*Seitenauszug*:
---------------
Hier ist der Aufgabenträger gefordert, bereits im laufenden Vergabeverfahren Zuverlässigkeitskriterien zu definieren und im Anschluss ein ordentliches Controlling durchzuführen. Gerade im Busverkehr dürfte eine außerordentliche Kündigung wegen fortlaufender Schlechtleistungen deutlich unkomplizierter sein als auf der Schiene.

Klar, am liebsten wäre den alteingesessenen, wenn man seine kommunalen Monopolisten hätte und die beauftragen dann befreundete Subunternehmer. So bleibt für alle was hängen und die, die schon länger da sind, teilen sich die Pfründe nach eigenem Ermessen auf. So funktioniert das in einer Marktwirtschaft aber nicht.

Falls doch, würde ich mir überlegen, ob ich nicht auch noch ein paar Busunternehmen im Freistaat Bayern gründe, mit denen ich dann Anspruch auf eine Direktvergabe hätte. Was? Es gibt keinen Anspruch auf eine Direktvergabe? Tatsächlich, die Direktvergabe ist stets ein Gnadenakt des Aufgabenträgers. Dieser kann nach Gutdünken entscheiden, wo er Direktvergaben macht und wo nicht und wer diese bekommt.

Eine staatliche Stelle entscheidet also nach dem Gnadenprinzip. Das ist gefährlich. Gnade ist die schöne Schwester der hässlichen Willkür. Und genau das ist eine Direktvergabe: Ein Akt staatlicher Willkür zugunsten eines Unternehmens, das gerade besonders beliebt ist. Diese Günstlings- und Vetternwirtschaft ist abzulehnen und zwar vehement: Da spielt es auch keine Rolle, ob man ordnungspolitisch, haushaltspolitisch oder sonst wie argumentiert.
---------------
*Gelieferte Daten*:
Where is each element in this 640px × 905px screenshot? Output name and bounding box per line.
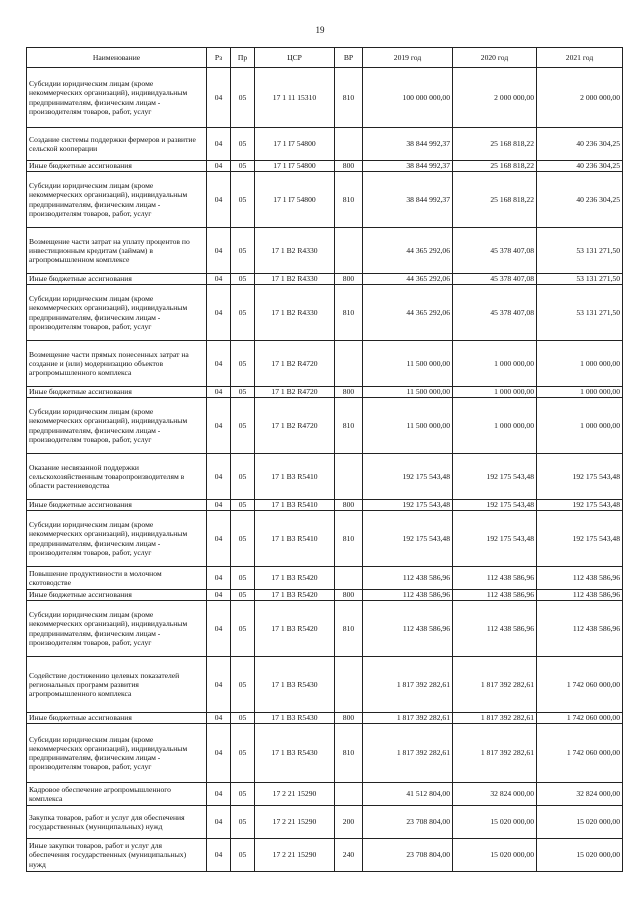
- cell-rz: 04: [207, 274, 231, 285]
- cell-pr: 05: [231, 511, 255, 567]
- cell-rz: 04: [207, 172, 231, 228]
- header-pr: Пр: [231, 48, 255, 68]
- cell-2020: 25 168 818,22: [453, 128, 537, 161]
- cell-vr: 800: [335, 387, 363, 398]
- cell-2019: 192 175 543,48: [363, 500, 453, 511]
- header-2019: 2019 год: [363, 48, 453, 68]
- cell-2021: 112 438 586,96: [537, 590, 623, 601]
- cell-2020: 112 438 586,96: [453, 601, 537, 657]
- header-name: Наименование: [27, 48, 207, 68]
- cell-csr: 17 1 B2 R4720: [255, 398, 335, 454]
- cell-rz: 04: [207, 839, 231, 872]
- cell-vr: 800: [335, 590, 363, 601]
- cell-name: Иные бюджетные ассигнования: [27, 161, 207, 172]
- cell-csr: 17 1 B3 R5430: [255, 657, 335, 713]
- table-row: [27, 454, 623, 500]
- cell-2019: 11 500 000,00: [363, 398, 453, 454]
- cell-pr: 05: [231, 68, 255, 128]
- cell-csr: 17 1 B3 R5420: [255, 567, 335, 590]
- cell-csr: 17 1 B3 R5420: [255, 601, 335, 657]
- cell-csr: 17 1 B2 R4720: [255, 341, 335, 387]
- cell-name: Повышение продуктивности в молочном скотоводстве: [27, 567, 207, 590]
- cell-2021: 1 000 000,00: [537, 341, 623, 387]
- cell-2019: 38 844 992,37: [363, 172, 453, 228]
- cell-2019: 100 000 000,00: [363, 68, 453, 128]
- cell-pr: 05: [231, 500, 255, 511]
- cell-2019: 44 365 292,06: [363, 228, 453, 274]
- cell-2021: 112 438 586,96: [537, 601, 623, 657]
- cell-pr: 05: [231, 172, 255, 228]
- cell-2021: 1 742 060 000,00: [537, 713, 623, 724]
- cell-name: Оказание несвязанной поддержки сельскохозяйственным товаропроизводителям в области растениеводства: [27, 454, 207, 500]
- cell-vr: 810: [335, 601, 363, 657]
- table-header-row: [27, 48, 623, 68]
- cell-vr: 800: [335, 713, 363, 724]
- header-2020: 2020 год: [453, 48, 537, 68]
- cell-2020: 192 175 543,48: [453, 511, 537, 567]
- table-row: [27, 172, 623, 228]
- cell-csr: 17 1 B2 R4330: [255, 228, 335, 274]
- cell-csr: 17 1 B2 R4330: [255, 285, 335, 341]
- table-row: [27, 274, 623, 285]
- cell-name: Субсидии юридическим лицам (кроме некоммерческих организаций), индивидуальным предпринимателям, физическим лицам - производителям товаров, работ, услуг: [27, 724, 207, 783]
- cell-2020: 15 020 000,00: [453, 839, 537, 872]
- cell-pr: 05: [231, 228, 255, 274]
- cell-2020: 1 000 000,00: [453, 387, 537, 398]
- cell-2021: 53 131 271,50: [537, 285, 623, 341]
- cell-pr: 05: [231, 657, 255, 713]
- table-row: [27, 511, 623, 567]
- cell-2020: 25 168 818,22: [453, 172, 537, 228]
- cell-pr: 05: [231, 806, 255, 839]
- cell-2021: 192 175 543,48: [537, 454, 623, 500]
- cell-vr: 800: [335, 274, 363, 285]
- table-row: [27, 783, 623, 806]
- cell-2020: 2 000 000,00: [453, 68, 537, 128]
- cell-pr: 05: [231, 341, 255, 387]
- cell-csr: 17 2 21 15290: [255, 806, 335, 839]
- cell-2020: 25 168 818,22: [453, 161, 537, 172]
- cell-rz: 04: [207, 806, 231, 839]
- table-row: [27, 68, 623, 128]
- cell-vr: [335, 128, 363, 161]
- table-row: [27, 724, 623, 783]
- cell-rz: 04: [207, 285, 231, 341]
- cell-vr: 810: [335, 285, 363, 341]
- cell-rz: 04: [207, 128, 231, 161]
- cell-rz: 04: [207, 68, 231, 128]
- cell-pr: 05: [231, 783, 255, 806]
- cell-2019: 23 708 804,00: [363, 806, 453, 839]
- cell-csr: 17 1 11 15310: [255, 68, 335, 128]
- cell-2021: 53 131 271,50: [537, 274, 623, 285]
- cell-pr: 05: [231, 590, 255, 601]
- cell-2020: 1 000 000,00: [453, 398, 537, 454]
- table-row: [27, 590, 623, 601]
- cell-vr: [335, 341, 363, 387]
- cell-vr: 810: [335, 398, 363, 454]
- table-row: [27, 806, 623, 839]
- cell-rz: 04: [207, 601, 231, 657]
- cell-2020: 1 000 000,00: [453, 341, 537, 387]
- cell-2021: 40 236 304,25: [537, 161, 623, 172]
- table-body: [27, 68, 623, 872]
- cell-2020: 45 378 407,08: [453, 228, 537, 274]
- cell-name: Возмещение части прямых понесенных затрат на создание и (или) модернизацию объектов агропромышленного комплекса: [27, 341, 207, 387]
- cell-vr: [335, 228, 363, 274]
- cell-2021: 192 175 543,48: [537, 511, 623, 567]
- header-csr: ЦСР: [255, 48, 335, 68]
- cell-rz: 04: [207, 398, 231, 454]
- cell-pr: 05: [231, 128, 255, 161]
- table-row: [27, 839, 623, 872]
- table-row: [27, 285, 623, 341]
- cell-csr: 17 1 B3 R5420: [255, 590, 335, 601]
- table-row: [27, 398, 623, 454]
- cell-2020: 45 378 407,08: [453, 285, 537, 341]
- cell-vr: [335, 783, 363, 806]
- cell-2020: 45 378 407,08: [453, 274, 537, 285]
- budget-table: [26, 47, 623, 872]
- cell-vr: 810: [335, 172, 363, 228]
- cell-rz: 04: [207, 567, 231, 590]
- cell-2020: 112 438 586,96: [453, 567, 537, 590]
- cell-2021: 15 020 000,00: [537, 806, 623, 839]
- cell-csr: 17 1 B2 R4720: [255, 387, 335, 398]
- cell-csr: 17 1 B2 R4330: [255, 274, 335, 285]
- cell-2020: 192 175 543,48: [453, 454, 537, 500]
---------------
*Kurze Aufgabe 1*: Warum hält der Text über Direktvergaben eine Direktvergabe für gefährlich? Antworte in ein bis drei Sätzen.
*Kurze Aufgabe 2*: In welchem Verkehrsbereich dürfte eine außerordentliche Kündigung wegen fortlaufender Schlechtleistungen laut dem Text über Direktvergaben deutlich unkomplizierter sein als auf der Schiene?
*Kurze Aufgabe 3*: Fahre mit dem Text über Direktvergaben im Anschluss an seinen letzten Satz fort.

*Antwort 1*: Bei einer Direktvergabe entscheidet eine staatliche Stelle nach dem Gnadenprinzip: Der Aufgabenträger bestimmt nach Gutdünken, wo er Direktvergaben macht und wer sie bekommt. Gnade ist laut Text die schöne Schwester der hässlichen Willkür. Deshalb ist die Direktvergabe ein Akt staatlicher Willkür zugunsten eines Unternehmens, das gerade besonders beliebt ist.

*Antwort 2*: Im Busverkehr.

*Antwort 3*:
Wenn solche Marotten einmal einreißen, hat niemand je wieder die Kontrolle über die Frage, nach welchen Kriterien Aufträge vergeben werden oder nicht. Klar, ein Angestellter des Unternehmens wird sich Gedanken machen, wo er nach der möglichen Neuvergabe arbeiten kann. Aber wenn man sich die Situation auf dem Arbeitsmarkt – gerade in einem Boomland wie Bayern – einmal ansieht, dann stellt man fest, dass gute Leute überall gesucht werden.

Der im angelsächsischen Raum als „German Angst“ bekannte Gemütszustand, wonach die Menschen am liebsten vom Schulabschluss bis zur Rente ihr Arbeitsleben bei einer Firma durchplanen würden, funktioniert nicht. Einen verbeamteten Busfahrer mit Standortgarantie gibt es nicht.